━━━━━ DATA SUPPLIED

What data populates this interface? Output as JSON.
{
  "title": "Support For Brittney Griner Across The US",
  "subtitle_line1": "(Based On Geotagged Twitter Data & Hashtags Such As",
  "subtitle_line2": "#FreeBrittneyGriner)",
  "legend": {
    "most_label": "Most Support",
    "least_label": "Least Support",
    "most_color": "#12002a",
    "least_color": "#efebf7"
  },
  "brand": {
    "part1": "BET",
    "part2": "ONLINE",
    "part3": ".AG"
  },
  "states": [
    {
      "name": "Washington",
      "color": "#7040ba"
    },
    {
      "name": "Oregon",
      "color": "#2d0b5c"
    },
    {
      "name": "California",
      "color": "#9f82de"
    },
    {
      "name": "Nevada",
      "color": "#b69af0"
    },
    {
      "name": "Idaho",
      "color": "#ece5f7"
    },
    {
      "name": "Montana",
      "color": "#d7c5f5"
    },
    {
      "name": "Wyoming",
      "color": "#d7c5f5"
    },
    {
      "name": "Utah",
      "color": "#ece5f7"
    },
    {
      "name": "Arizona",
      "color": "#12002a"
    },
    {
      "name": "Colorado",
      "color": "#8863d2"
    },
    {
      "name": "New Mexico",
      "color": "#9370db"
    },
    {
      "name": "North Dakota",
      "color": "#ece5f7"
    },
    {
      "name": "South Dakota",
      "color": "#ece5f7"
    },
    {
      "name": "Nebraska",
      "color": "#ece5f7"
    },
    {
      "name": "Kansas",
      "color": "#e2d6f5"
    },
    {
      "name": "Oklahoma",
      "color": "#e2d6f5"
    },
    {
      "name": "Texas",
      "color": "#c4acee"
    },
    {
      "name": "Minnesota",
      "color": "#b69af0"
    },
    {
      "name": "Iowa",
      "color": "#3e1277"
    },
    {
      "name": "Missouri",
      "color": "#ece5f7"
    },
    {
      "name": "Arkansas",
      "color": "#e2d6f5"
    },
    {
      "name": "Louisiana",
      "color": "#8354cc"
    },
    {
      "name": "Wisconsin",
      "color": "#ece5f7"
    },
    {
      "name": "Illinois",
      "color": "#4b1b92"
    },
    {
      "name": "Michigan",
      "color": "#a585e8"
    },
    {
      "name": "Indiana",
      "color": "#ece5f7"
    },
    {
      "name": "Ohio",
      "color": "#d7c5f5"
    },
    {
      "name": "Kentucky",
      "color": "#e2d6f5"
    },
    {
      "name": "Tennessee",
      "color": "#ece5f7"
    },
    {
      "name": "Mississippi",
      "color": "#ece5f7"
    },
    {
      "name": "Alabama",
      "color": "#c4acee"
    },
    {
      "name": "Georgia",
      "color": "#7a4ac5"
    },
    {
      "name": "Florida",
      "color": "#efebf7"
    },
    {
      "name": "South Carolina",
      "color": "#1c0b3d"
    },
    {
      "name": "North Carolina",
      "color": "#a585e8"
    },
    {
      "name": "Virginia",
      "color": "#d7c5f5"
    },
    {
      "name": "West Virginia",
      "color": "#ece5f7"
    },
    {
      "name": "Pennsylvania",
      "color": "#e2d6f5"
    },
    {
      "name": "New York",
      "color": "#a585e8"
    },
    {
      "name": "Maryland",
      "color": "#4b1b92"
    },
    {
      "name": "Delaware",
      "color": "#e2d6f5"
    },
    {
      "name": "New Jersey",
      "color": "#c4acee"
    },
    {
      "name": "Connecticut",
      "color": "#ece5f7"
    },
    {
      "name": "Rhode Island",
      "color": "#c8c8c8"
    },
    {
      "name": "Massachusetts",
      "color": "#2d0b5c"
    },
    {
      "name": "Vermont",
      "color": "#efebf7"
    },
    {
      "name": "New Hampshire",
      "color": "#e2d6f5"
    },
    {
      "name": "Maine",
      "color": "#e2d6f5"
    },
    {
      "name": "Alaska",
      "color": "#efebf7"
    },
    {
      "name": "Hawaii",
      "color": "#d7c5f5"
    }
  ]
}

━━━━━━━━━━

# WHAT IS NEEDED:
Write the material out again in its entirety, exactly as shown.

# RESULT OF THIS EXERCISE:
What data populates this interface? Output as JSON.
{
  "title": "Support For Brittney Griner Across The US",
  "subtitle_line1": "(Based On Geotagged Twitter Data & Hashtags Such As",
  "subtitle_line2": "#FreeBrittneyGriner)",
  "legend": {
    "most_label": "Most Support",
    "least_label": "Least Support",
    "most_color": "#12002a",
    "least_color": "#efebf7"
  },
  "brand": {
    "part1": "BET",
    "part2": "ONLINE",
    "part3": ".AG"
  },
  "states": [
    {
      "name": "Washington",
      "color": "#7040ba"
    },
    {
      "name": "Oregon",
      "color": "#2d0b5c"
    },
    {
      "name": "California",
      "color": "#9f82de"
    },
    {
      "name": "Nevada",
      "color": "#b69af0"
    },
    {
      "name": "Idaho",
      "color": "#ece5f7"
    },
    {
      "name": "Montana",
      "color": "#d7c5f5"
    },
    {
      "name": "Wyoming",
      "color": "#d7c5f5"
    },
    {
      "name": "Utah",
      "color": "#ece5f7"
    },
    {
      "name": "Arizona",
      "color": "#12002a"
    },
    {
      "name": "Colorado",
      "color": "#8863d2"
    },
    {
      "name": "New Mexico",
      "color": "#9370db"
    },
    {
      "name": "North Dakota",
      "color": "#ece5f7"
    },
    {
      "name": "South Dakota",
      "color": "#ece5f7"
    },
    {
      "name": "Nebraska",
      "color": "#ece5f7"
    },
    {
      "name": "Kansas",
      "color": "#e2d6f5"
    },
    {
      "name": "Oklahoma",
      "color": "#e2d6f5"
    },
    {
      "name": "Texas",
      "color": "#c4acee"
    },
    {
      "name": "Minnesota",
      "color": "#b69af0"
    },
    {
      "name": "Iowa",
      "color": "#3e1277"
    },
    {
      "name": "Missouri",
      "color": "#ece5f7"
    },
    {
      "name": "Arkansas",
      "color": "#e2d6f5"
    },
    {
      "name": "Louisiana",
      "color": "#8354cc"
    },
    {
      "name": "Wisconsin",
      "color": "#ece5f7"
    },
    {
      "name": "Illinois",
      "color": "#4b1b92"
    },
    {
      "name": "Michigan",
      "color": "#a585e8"
    },
    {
      "name": "Indiana",
      "color": "#ece5f7"
    },
    {
      "name": "Ohio",
      "color": "#d7c5f5"
    },
    {
      "name": "Kentucky",
      "color": "#e2d6f5"
    },
    {
      "name": "Tennessee",
      "color": "#ece5f7"
    },
    {
      "name": "Mississippi",
      "color": "#ece5f7"
    },
    {
      "name": "Alabama",
      "color": "#c4acee"
    },
    {
      "name": "Georgia",
      "color": "#7a4ac5"
    },
    {
      "name": "Florida",
      "color": "#efebf7"
    },
    {
      "name": "South Carolina",
      "color": "#1c0b3d"
    },
    {
      "name": "North Carolina",
      "color": "#a585e8"
    },
    {
      "name": "Virginia",
      "color": "#d7c5f5"
    },
    {
      "name": "West Virginia",
      "color": "#ece5f7"
    },
    {
      "name": "Pennsylvania",
      "color": "#e2d6f5"
    },
    {
      "name": "New York",
      "color": "#a585e8"
    },
    {
      "name": "Maryland",
      "color": "#4b1b92"
    },
    {
      "name": "Delaware",
      "color": "#e2d6f5"
    },
    {
      "name": "New Jersey",
      "color": "#c4acee"
    },
    {
      "name": "Connecticut",
      "color": "#ece5f7"
    },
    {
      "name": "Rhode Island",
      "color": "#c8c8c8"
    },
    {
      "name": "Massachusetts",
      "color": "#2d0b5c"
    },
    {
      "name": "Vermont",
      "color": "#efebf7"
    },
    {
      "name": "New Hampshire",
      "color": "#e2d6f5"
    },
    {
      "name": "Maine",
      "color": "#e2d6f5"
    },
    {
      "name": "Alaska",
      "color": "#efebf7"
    },
    {
      "name": "Hawaii",
      "color": "#d7c5f5"
    }
  ]
}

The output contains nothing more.